Source material.
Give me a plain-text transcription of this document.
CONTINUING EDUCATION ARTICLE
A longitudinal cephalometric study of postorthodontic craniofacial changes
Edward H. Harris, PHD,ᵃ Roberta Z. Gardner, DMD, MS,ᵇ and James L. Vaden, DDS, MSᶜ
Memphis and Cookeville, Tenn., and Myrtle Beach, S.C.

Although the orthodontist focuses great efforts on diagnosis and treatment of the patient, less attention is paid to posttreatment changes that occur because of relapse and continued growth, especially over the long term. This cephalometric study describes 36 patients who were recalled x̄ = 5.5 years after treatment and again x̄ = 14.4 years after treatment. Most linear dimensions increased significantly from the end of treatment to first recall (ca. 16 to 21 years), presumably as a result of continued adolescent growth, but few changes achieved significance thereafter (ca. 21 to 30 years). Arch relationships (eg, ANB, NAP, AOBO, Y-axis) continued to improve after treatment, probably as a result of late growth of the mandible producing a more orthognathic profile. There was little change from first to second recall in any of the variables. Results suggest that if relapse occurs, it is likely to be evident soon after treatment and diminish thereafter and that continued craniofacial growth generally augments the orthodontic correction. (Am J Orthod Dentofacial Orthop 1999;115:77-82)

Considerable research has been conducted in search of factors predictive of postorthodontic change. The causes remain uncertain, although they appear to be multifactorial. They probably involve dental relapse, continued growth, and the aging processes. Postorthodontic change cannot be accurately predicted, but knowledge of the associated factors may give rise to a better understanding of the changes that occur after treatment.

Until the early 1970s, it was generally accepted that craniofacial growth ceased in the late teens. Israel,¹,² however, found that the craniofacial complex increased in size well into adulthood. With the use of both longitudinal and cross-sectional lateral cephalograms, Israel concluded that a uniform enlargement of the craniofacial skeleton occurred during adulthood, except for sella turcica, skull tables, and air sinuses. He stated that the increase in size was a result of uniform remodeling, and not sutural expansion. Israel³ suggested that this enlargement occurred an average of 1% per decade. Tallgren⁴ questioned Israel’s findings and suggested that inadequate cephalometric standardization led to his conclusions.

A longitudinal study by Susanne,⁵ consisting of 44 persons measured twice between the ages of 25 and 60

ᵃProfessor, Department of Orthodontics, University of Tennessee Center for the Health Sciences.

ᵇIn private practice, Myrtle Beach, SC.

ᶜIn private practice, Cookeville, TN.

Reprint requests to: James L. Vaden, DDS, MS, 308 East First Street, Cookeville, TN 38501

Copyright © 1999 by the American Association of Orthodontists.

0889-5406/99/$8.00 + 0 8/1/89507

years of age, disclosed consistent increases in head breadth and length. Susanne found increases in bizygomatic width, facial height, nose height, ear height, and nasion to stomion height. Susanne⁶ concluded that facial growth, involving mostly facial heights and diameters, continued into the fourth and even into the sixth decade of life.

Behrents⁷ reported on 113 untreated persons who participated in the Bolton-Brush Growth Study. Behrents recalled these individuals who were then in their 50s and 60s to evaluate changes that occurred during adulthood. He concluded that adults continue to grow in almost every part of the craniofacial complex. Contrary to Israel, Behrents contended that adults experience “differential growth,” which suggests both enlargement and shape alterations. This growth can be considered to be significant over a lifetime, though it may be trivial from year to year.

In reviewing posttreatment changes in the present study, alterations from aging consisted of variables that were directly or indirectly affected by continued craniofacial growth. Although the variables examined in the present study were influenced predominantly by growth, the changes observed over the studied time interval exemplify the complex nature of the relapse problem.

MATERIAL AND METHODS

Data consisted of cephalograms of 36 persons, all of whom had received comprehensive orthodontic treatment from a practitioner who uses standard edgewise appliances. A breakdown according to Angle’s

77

Task item. Please copy each line above exactly as written.

Written response.
Give me a plain-text transcription of this document.
CONTINUING EDUCATION ARTICLE
A longitudinal cephalometric study of postorthodontic craniofacial changes
Edward H. Harris, PHD,ᵃ Roberta Z. Gardner, DMD, MS,ᵇ and James L. Vaden, DDS, MSᶜ
Memphis and Cookeville, Tenn., and Myrtle Beach, S.C.

Although the orthodontist focuses great efforts on diagnosis and treatment of the patient, less attention is paid to posttreatment changes that occur because of relapse and continued growth, especially over the long term. This cephalometric study describes 36 patients who were recalled x̄ = 5.5 years after treatment and again x̄ = 14.4 years after treatment. Most linear dimensions increased significantly from the end of treatment to first recall (ca. 16 to 21 years), presumably as a result of continued adolescent growth, but few changes achieved significance thereafter (ca. 21 to 30 years). Arch relationships (eg, ANB, NAP, AOBO, Y-axis) continued to improve after treatment, probably as a result of late growth of the mandible producing a more orthognathic profile. There was little change from first to second recall in any of the variables. Results suggest that if relapse occurs, it is likely to be evident soon after treatment and diminish thereafter and that continued craniofacial growth generally augments the orthodontic correction. (Am J Orthod Dentofacial Orthop 1999;115:77-82)

Considerable research has been conducted in search of factors predictive of postorthodontic change. The causes remain uncertain, although they appear to be multifactorial. They probably involve dental relapse, continued growth, and the aging processes. Postorthodontic change cannot be accurately predicted, but knowledge of the associated factors may give rise to a better understanding of the changes that occur after treatment.

Until the early 1970s, it was generally accepted that craniofacial growth ceased in the late teens. Israel,¹,² however, found that the craniofacial complex increased in size well into adulthood. With the use of both longitudinal and cross-sectional lateral cephalograms, Israel concluded that a uniform enlargement of the craniofacial skeleton occurred during adulthood, except for sella turcica, skull tables, and air sinuses. He stated that the increase in size was a result of uniform remodeling, and not sutural expansion. Israel³ suggested that this enlargement occurred an average of 1% per decade. Tallgren⁴ questioned Israel’s findings and suggested that inadequate cephalometric standardization led to his conclusions.

A longitudinal study by Susanne,⁵ consisting of 44 persons measured twice between the ages of 25 and 60

ᵃProfessor, Department of Orthodontics, University of Tennessee Center for the Health Sciences.

ᵇIn private practice, Myrtle Beach, SC.

ᶜIn private practice, Cookeville, TN.

Reprint requests to: James L. Vaden, DDS, MS, 308 East First Street, Cookeville, TN 38501

Copyright © 1999 by the American Association of Orthodontists.

0889-5406/99/$8.00 + 0 8/1/89507

years of age, disclosed consistent increases in head breadth and length. Susanne found increases in bizygomatic width, facial height, nose height, ear height, and nasion to stomion height. Susanne⁶ concluded that facial growth, involving mostly facial heights and diameters, continued into the fourth and even into the sixth decade of life.

Behrents⁷ reported on 113 untreated persons who participated in the Bolton-Brush Growth Study. Behrents recalled these individuals who were then in their 50s and 60s to evaluate changes that occurred during adulthood. He concluded that adults continue to grow in almost every part of the craniofacial complex. Contrary to Israel, Behrents contended that adults experience “differential growth,” which suggests both enlargement and shape alterations. This growth can be considered to be significant over a lifetime, though it may be trivial from year to year.

In reviewing posttreatment changes in the present study, alterations from aging consisted of variables that were directly or indirectly affected by continued craniofacial growth. Although the variables examined in the present study were influenced predominantly by growth, the changes observed over the studied time interval exemplify the complex nature of the relapse problem.

MATERIAL AND METHODS

Data consisted of cephalograms of 36 persons, all of whom had received comprehensive orthodontic treatment from a practitioner who uses standard edgewise appliances. A breakdown according to Angle’s

77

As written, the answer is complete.